Data drawn from a collection
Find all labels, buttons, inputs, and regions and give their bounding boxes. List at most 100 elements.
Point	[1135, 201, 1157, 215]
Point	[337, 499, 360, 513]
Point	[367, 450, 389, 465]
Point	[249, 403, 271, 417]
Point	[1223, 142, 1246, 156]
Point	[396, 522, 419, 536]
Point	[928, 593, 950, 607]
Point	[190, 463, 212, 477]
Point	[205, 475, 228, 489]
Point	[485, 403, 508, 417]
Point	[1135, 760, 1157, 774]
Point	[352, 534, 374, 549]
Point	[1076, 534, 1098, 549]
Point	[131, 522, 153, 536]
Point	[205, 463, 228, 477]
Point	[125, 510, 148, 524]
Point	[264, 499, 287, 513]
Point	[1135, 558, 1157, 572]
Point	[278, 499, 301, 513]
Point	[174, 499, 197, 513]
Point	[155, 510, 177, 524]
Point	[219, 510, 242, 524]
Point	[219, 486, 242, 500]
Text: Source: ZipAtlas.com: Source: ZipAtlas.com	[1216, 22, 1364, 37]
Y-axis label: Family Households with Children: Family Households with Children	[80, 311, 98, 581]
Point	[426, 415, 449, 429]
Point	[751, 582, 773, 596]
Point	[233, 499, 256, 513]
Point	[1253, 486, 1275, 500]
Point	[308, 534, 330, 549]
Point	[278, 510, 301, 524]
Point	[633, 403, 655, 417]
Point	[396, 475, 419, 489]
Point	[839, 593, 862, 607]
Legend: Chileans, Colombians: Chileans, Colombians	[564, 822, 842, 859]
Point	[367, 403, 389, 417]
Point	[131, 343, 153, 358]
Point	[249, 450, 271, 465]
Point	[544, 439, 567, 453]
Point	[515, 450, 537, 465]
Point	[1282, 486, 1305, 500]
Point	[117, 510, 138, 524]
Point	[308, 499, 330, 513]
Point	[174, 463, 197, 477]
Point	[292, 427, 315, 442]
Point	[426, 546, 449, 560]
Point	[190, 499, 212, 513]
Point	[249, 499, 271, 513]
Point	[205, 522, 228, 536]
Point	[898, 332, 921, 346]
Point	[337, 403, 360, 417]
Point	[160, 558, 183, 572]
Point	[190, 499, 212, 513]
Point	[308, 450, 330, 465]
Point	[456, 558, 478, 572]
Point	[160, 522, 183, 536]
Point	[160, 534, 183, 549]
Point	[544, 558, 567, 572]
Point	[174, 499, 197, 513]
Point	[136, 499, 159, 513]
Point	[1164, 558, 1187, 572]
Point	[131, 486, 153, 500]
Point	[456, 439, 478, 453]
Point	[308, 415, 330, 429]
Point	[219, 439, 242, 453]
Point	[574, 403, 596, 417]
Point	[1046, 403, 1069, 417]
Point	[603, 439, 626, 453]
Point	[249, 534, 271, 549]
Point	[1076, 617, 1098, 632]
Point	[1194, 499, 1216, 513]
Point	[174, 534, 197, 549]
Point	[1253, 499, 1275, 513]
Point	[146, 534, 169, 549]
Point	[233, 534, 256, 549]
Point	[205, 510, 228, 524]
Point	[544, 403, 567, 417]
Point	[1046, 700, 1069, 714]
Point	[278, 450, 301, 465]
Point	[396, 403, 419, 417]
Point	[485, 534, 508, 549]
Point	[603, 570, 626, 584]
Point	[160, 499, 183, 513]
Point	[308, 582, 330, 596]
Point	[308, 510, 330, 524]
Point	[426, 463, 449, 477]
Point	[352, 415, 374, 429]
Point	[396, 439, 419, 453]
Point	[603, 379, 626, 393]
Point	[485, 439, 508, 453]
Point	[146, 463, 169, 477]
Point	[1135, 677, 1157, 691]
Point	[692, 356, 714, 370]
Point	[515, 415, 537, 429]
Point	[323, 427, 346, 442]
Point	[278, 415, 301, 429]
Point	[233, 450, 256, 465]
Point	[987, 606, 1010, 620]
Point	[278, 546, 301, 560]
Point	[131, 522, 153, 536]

- [WORK TO COMPLETE]: Extract every line of the items above and reproduce each one verbatim, without any change.

- [FINAL RESULT]:
Find all labels, buttons, inputs, and regions and give their bounding boxes. List at most 100 elements.
Point	[1135, 201, 1157, 215]
Point	[337, 499, 360, 513]
Point	[367, 450, 389, 465]
Point	[249, 403, 271, 417]
Point	[1223, 142, 1246, 156]
Point	[396, 522, 419, 536]
Point	[928, 593, 950, 607]
Point	[190, 463, 212, 477]
Point	[205, 475, 228, 489]
Point	[485, 403, 508, 417]
Point	[1135, 760, 1157, 774]
Point	[352, 534, 374, 549]
Point	[1076, 534, 1098, 549]
Point	[131, 522, 153, 536]
Point	[205, 463, 228, 477]
Point	[125, 510, 148, 524]
Point	[264, 499, 287, 513]
Point	[1135, 558, 1157, 572]
Point	[278, 499, 301, 513]
Point	[174, 499, 197, 513]
Point	[155, 510, 177, 524]
Point	[219, 510, 242, 524]
Point	[219, 486, 242, 500]
Text: Source: ZipAtlas.com: Source: ZipAtlas.com	[1216, 22, 1364, 37]
Y-axis label: Family Households with Children: Family Households with Children	[80, 311, 98, 581]
Point	[426, 415, 449, 429]
Point	[751, 582, 773, 596]
Point	[233, 499, 256, 513]
Point	[1253, 486, 1275, 500]
Point	[308, 534, 330, 549]
Point	[278, 510, 301, 524]
Point	[633, 403, 655, 417]
Point	[396, 475, 419, 489]
Point	[839, 593, 862, 607]
Legend: Chileans, Colombians: Chileans, Colombians	[564, 822, 842, 859]
Point	[367, 403, 389, 417]
Point	[131, 343, 153, 358]
Point	[249, 450, 271, 465]
Point	[544, 439, 567, 453]
Point	[515, 450, 537, 465]
Point	[1282, 486, 1305, 500]
Point	[117, 510, 138, 524]
Point	[308, 499, 330, 513]
Point	[174, 463, 197, 477]
Point	[292, 427, 315, 442]
Point	[426, 546, 449, 560]
Point	[190, 499, 212, 513]
Point	[249, 499, 271, 513]
Point	[205, 522, 228, 536]
Point	[898, 332, 921, 346]
Point	[337, 403, 360, 417]
Point	[160, 558, 183, 572]
Point	[190, 499, 212, 513]
Point	[308, 450, 330, 465]
Point	[456, 558, 478, 572]
Point	[160, 522, 183, 536]
Point	[160, 534, 183, 549]
Point	[544, 558, 567, 572]
Point	[174, 499, 197, 513]
Point	[136, 499, 159, 513]
Point	[1164, 558, 1187, 572]
Point	[131, 486, 153, 500]
Point	[456, 439, 478, 453]
Point	[308, 415, 330, 429]
Point	[219, 439, 242, 453]
Point	[574, 403, 596, 417]
Point	[1046, 403, 1069, 417]
Point	[603, 439, 626, 453]
Point	[249, 534, 271, 549]
Point	[1076, 617, 1098, 632]
Point	[1194, 499, 1216, 513]
Point	[174, 534, 197, 549]
Point	[1253, 499, 1275, 513]
Point	[146, 534, 169, 549]
Point	[233, 534, 256, 549]
Point	[205, 510, 228, 524]
Point	[544, 403, 567, 417]
Point	[1046, 700, 1069, 714]
Point	[278, 450, 301, 465]
Point	[396, 403, 419, 417]
Point	[485, 534, 508, 549]
Point	[603, 570, 626, 584]
Point	[160, 499, 183, 513]
Point	[308, 582, 330, 596]
Point	[308, 510, 330, 524]
Point	[426, 463, 449, 477]
Point	[352, 415, 374, 429]
Point	[396, 439, 419, 453]
Point	[603, 379, 626, 393]
Point	[485, 439, 508, 453]
Point	[146, 463, 169, 477]
Point	[1135, 677, 1157, 691]
Point	[692, 356, 714, 370]
Point	[515, 415, 537, 429]
Point	[323, 427, 346, 442]
Point	[278, 415, 301, 429]
Point	[233, 450, 256, 465]
Point	[987, 606, 1010, 620]
Point	[278, 546, 301, 560]
Point	[131, 522, 153, 536]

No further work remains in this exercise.